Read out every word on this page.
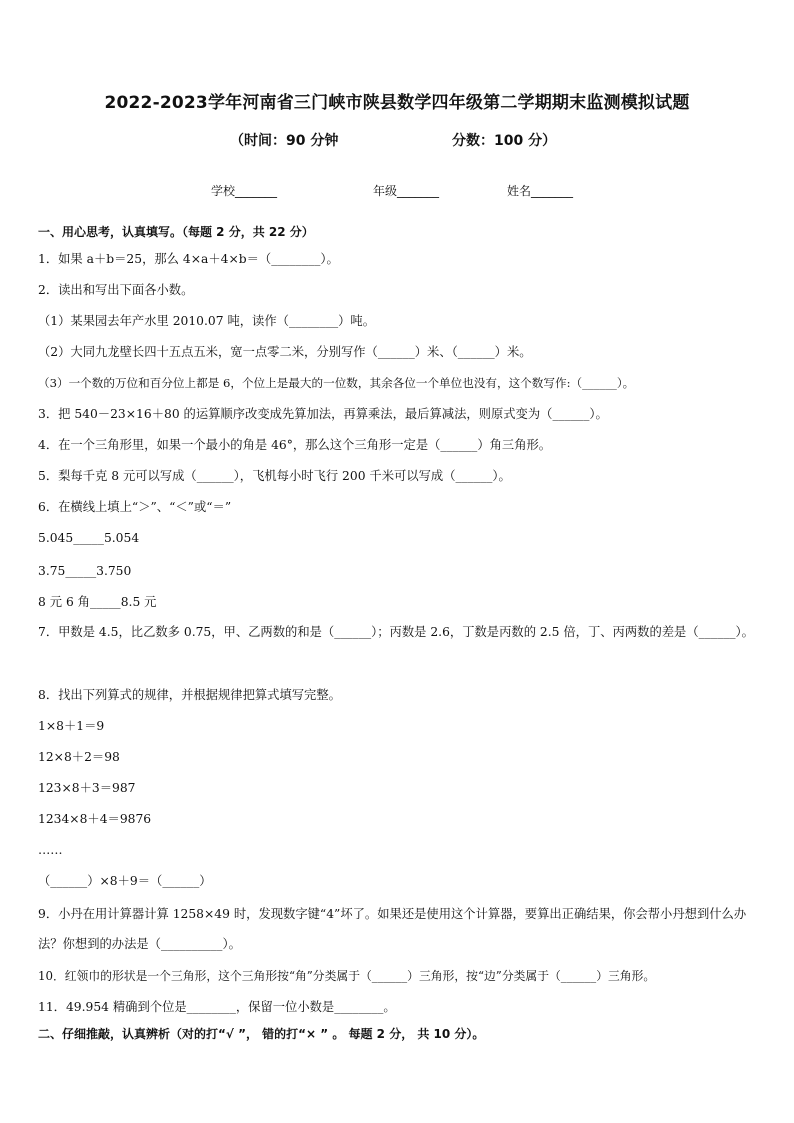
2022-2023学年河南省三门峡市陕县数学四年级第二学期期末监测模拟试题
（时间：90 分钟	分数：100 分）
学校_______	年级_______	姓名_______
一、用心思考，认真填写。（每题 2 分，共 22 分）
1．如果 a＋b＝25，那么 4×a＋4×b＝（________）。
2．读出和写出下面各小数。
（1）某果园去年产水里 2010.07 吨，读作（________）吨。
（2）大同九龙壁长四十五点五米，宽一点零二米，分别写作（______）米、（______）米。
（3）一个数的万位和百分位上都是 6，个位上是最大的一位数，其余各位一个单位也没有，这个数写作:（______）。
3．把 540－23×16＋80 的运算顺序改变成先算加法，再算乘法，最后算减法，则原式变为（______）。
4．在一个三角形里，如果一个最小的角是 46°，那么这个三角形一定是（______）角三角形。
5．梨每千克 8 元可以写成（______），飞机每小时飞行 200 千米可以写成（______）。
6．在横线上填上“＞”、“＜”或“＝”
5.045_____5.054
3.75_____3.750
8 元 6 角_____8.5 元
7．甲数是 4.5，比乙数多 0.75，甲、乙两数的和是（______）；丙数是 2.6，丁数是丙数的 2.5 倍，丁、丙两数的差是（______）。
8．找出下列算式的规律，并根据规律把算式填写完整。
1×8＋1＝9
12×8＋2＝98
123×8＋3＝987
1234×8＋4＝9876
……
（______）×8＋9＝（______）
9．小丹在用计算器计算 1258×49 时，发现数字键“4”坏了。如果还是使用这个计算器，要算出正确结果，你会帮小丹想到什么办法？你想到的办法是（__________）。
10．红领巾的形状是一个三角形，这个三角形按“角”分类属于（______）三角形，按“边”分类属于（______）三角形。
11．49.954 精确到个位是________，保留一位小数是________。
二、仔细推敲，认真辨析（对的打“√ ”， 错的打“× ” 。 每题 2 分， 共 10 分）。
******************************
*Your objective*
Transcribe every line in the entries above, taking out only the images.

*Answer*
Read out every word on this page.
2022-2023学年河南省三门峡市陕县数学四年级第二学期期末监测模拟试题
（时间：90 分钟	分数：100 分）
学校_______	年级_______	姓名_______
一、用心思考，认真填写。（每题 2 分，共 22 分）
1．如果 a＋b＝25，那么 4×a＋4×b＝（________）。
2．读出和写出下面各小数。
（1）某果园去年产水里 2010.07 吨，读作（________）吨。
（2）大同九龙壁长四十五点五米，宽一点零二米，分别写作（______）米、（______）米。
（3）一个数的万位和百分位上都是 6，个位上是最大的一位数，其余各位一个单位也没有，这个数写作:（______）。
3．把 540－23×16＋80 的运算顺序改变成先算加法，再算乘法，最后算减法，则原式变为（______）。
4．在一个三角形里，如果一个最小的角是 46°，那么这个三角形一定是（______）角三角形。
5．梨每千克 8 元可以写成（______），飞机每小时飞行 200 千米可以写成（______）。
6．在横线上填上“＞”、“＜”或“＝”
5.045_____5.054
3.75_____3.750
8 元 6 角_____8.5 元
7．甲数是 4.5，比乙数多 0.75，甲、乙两数的和是（______）；丙数是 2.6，丁数是丙数的 2.5 倍，丁、丙两数的差是（______）。
8．找出下列算式的规律，并根据规律把算式填写完整。
1×8＋1＝9
12×8＋2＝98
123×8＋3＝987
1234×8＋4＝9876
……
（______）×8＋9＝（______）
9．小丹在用计算器计算 1258×49 时，发现数字键“4”坏了。如果还是使用这个计算器，要算出正确结果，你会帮小丹想到什么办法？你想到的办法是（__________）。
10．红领巾的形状是一个三角形，这个三角形按“角”分类属于（______）三角形，按“边”分类属于（______）三角形。
11．49.954 精确到个位是________，保留一位小数是________。
二、仔细推敲，认真辨析（对的打“√ ”， 错的打“× ” 。 每题 2 分， 共 10 分）。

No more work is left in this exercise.